PROBLEM.
What follows is a set of records; repeat all of them exactly.

RECORDS SUPPLIED.
..............................

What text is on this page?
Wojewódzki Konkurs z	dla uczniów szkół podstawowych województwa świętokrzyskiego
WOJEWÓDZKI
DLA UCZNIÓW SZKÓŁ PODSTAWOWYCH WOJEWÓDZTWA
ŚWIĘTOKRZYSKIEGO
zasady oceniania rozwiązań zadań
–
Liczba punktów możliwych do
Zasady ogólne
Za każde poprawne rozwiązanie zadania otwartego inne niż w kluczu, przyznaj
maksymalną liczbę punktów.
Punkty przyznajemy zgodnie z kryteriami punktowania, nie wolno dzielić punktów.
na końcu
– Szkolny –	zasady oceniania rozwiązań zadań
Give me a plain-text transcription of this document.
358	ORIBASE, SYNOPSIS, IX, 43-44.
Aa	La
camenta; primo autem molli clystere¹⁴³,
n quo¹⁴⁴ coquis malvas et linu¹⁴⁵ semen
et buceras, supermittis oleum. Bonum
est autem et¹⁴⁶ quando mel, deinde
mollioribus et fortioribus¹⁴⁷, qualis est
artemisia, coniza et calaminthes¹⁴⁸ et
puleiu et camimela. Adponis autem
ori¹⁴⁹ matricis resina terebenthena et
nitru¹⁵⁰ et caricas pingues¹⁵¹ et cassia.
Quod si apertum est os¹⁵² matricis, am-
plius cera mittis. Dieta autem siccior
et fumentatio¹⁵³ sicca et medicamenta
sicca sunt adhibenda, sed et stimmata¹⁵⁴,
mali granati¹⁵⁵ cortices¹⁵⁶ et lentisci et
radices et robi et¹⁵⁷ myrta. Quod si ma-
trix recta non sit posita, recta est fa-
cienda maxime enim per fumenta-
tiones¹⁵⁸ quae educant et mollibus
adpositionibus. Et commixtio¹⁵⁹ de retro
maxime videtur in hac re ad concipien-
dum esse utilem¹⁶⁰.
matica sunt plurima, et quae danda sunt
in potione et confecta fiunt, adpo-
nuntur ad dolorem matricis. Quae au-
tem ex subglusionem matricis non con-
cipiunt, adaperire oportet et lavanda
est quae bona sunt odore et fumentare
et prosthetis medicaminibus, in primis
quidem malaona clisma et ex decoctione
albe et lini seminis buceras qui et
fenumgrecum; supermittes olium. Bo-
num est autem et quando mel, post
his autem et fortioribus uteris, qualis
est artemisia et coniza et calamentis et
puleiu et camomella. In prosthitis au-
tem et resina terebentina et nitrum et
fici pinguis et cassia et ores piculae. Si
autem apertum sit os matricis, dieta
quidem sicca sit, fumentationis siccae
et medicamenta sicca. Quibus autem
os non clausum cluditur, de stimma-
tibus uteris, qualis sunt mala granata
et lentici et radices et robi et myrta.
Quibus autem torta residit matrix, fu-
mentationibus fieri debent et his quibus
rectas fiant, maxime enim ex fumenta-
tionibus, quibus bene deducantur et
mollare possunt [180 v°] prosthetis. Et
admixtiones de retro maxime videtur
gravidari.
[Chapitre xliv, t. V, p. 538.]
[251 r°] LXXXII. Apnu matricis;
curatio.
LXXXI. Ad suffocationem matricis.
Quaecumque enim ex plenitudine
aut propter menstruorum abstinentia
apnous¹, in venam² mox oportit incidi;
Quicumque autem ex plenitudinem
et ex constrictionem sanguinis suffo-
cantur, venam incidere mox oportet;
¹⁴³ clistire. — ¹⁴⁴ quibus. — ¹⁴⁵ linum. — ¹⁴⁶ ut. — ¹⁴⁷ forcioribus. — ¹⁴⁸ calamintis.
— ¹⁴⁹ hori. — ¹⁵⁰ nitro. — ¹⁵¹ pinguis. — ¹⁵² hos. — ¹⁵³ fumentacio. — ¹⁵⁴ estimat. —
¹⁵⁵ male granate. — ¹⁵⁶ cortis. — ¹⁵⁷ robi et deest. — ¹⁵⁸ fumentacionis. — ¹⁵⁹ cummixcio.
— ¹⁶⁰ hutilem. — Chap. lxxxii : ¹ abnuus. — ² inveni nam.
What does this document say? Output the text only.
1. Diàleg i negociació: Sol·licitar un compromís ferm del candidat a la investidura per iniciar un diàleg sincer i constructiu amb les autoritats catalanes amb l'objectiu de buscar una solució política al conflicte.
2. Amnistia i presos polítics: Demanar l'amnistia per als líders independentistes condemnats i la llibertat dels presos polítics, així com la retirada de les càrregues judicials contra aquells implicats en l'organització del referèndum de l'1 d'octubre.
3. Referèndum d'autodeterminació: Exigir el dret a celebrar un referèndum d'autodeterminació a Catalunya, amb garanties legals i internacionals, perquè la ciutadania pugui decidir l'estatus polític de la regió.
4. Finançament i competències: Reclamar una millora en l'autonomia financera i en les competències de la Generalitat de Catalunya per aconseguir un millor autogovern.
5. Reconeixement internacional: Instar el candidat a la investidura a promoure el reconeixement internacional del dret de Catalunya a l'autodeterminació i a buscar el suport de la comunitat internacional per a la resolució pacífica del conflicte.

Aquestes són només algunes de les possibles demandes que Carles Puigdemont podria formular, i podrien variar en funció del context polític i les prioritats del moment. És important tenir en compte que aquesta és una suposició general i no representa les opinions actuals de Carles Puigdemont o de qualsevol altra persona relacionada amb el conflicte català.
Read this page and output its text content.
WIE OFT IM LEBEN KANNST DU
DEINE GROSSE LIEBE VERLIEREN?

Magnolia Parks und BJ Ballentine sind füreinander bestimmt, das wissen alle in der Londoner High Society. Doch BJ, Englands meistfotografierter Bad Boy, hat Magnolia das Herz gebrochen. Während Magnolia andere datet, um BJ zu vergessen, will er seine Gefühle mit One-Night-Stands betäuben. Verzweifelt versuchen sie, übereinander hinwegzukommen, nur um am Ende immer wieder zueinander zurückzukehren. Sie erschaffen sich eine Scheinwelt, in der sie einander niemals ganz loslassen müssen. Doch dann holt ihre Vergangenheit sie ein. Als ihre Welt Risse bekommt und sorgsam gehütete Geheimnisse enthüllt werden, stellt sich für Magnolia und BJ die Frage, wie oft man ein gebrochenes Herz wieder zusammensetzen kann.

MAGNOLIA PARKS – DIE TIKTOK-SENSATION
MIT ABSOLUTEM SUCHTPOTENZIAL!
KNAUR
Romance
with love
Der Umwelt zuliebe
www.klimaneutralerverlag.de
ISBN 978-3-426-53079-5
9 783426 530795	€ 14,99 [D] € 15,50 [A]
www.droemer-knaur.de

..............................

OUTPUT FOR THIS EXERCISE.
What text is on this page?
Wojewódzki Konkurs z	dla uczniów szkół podstawowych województwa świętokrzyskiego
WOJEWÓDZKI
DLA UCZNIÓW SZKÓŁ PODSTAWOWYCH WOJEWÓDZTWA
ŚWIĘTOKRZYSKIEGO
zasady oceniania rozwiązań zadań
–
Liczba punktów możliwych do
Zasady ogólne
Za każde poprawne rozwiązanie zadania otwartego inne niż w kluczu, przyznaj
maksymalną liczbę punktów.
Punkty przyznajemy zgodnie z kryteriami punktowania, nie wolno dzielić punktów.
na końcu
– Szkolny –	zasady oceniania rozwiązań zadań
Give me a plain-text transcription of this document.
358	ORIBASE, SYNOPSIS, IX, 43-44.
Aa	La
camenta; primo autem molli clystere¹⁴³,
n quo¹⁴⁴ coquis malvas et linu¹⁴⁵ semen
et buceras, supermittis oleum. Bonum
est autem et¹⁴⁶ quando mel, deinde
mollioribus et fortioribus¹⁴⁷, qualis est
artemisia, coniza et calaminthes¹⁴⁸ et
puleiu et camimela. Adponis autem
ori¹⁴⁹ matricis resina terebenthena et
nitru¹⁵⁰ et caricas pingues¹⁵¹ et cassia.
Quod si apertum est os¹⁵² matricis, am-
plius cera mittis. Dieta autem siccior
et fumentatio¹⁵³ sicca et medicamenta
sicca sunt adhibenda, sed et stimmata¹⁵⁴,
mali granati¹⁵⁵ cortices¹⁵⁶ et lentisci et
radices et robi et¹⁵⁷ myrta. Quod si ma-
trix recta non sit posita, recta est fa-
cienda maxime enim per fumenta-
tiones¹⁵⁸ quae educant et mollibus
adpositionibus. Et commixtio¹⁵⁹ de retro
maxime videtur in hac re ad concipien-
dum esse utilem¹⁶⁰.
matica sunt plurima, et quae danda sunt
in potione et confecta fiunt, adpo-
nuntur ad dolorem matricis. Quae au-
tem ex subglusionem matricis non con-
cipiunt, adaperire oportet et lavanda
est quae bona sunt odore et fumentare
et prosthetis medicaminibus, in primis
quidem malaona clisma et ex decoctione
albe et lini seminis buceras qui et
fenumgrecum; supermittes olium. Bo-
num est autem et quando mel, post
his autem et fortioribus uteris, qualis
est artemisia et coniza et calamentis et
puleiu et camomella. In prosthitis au-
tem et resina terebentina et nitrum et
fici pinguis et cassia et ores piculae. Si
autem apertum sit os matricis, dieta
quidem sicca sit, fumentationis siccae
et medicamenta sicca. Quibus autem
os non clausum cluditur, de stimma-
tibus uteris, qualis sunt mala granata
et lentici et radices et robi et myrta.
Quibus autem torta residit matrix, fu-
mentationibus fieri debent et his quibus
rectas fiant, maxime enim ex fumenta-
tionibus, quibus bene deducantur et
mollare possunt [180 v°] prosthetis. Et
admixtiones de retro maxime videtur
gravidari.
[Chapitre xliv, t. V, p. 538.]
[251 r°] LXXXII. Apnu matricis;
curatio.
LXXXI. Ad suffocationem matricis.
Quaecumque enim ex plenitudine
aut propter menstruorum abstinentia
apnous¹, in venam² mox oportit incidi;
Quicumque autem ex plenitudinem
et ex constrictionem sanguinis suffo-
cantur, venam incidere mox oportet;
¹⁴³ clistire. — ¹⁴⁴ quibus. — ¹⁴⁵ linum. — ¹⁴⁶ ut. — ¹⁴⁷ forcioribus. — ¹⁴⁸ calamintis.
— ¹⁴⁹ hori. — ¹⁵⁰ nitro. — ¹⁵¹ pinguis. — ¹⁵² hos. — ¹⁵³ fumentacio. — ¹⁵⁴ estimat. —
¹⁵⁵ male granate. — ¹⁵⁶ cortis. — ¹⁵⁷ robi et deest. — ¹⁵⁸ fumentacionis. — ¹⁵⁹ cummixcio.
— ¹⁶⁰ hutilem. — Chap. lxxxii : ¹ abnuus. — ² inveni nam.
What does this document say? Output the text only.
1. Diàleg i negociació: Sol·licitar un compromís ferm del candidat a la investidura per iniciar un diàleg sincer i constructiu amb les autoritats catalanes amb l'objectiu de buscar una solució política al conflicte.
2. Amnistia i presos polítics: Demanar l'amnistia per als líders independentistes condemnats i la llibertat dels presos polítics, així com la retirada de les càrregues judicials contra aquells implicats en l'organització del referèndum de l'1 d'octubre.
3. Referèndum d'autodeterminació: Exigir el dret a celebrar un referèndum d'autodeterminació a Catalunya, amb garanties legals i internacionals, perquè la ciutadania pugui decidir l'estatus polític de la regió.
4. Finançament i competències: Reclamar una millora en l'autonomia financera i en les competències de la Generalitat de Catalunya per aconseguir un millor autogovern.
5. Reconeixement internacional: Instar el candidat a la investidura a promoure el reconeixement internacional del dret de Catalunya a l'autodeterminació i a buscar el suport de la comunitat internacional per a la resolució pacífica del conflicte.

Aquestes són només algunes de les possibles demandes que Carles Puigdemont podria formular, i podrien variar en funció del context polític i les prioritats del moment. És important tenir en compte que aquesta és una suposició general i no representa les opinions actuals de Carles Puigdemont o de qualsevol altra persona relacionada amb el conflicte català.
Read this page and output its text content.
WIE OFT IM LEBEN KANNST DU
DEINE GROSSE LIEBE VERLIEREN?

Magnolia Parks und BJ Ballentine sind füreinander bestimmt, das wissen alle in der Londoner High Society. Doch BJ, Englands meistfotografierter Bad Boy, hat Magnolia das Herz gebrochen. Während Magnolia andere datet, um BJ zu vergessen, will er seine Gefühle mit One-Night-Stands betäuben. Verzweifelt versuchen sie, übereinander hinwegzukommen, nur um am Ende immer wieder zueinander zurückzukehren. Sie erschaffen sich eine Scheinwelt, in der sie einander niemals ganz loslassen müssen. Doch dann holt ihre Vergangenheit sie ein. Als ihre Welt Risse bekommt und sorgsam gehütete Geheimnisse enthüllt werden, stellt sich für Magnolia und BJ die Frage, wie oft man ein gebrochenes Herz wieder zusammensetzen kann.

MAGNOLIA PARKS – DIE TIKTOK-SENSATION
MIT ABSOLUTEM SUCHTPOTENZIAL!
KNAUR
Romance
with love
Der Umwelt zuliebe
www.klimaneutralerverlag.de
ISBN 978-3-426-53079-5
9 783426 530795	€ 14,99 [D] € 15,50 [A]
www.droemer-knaur.de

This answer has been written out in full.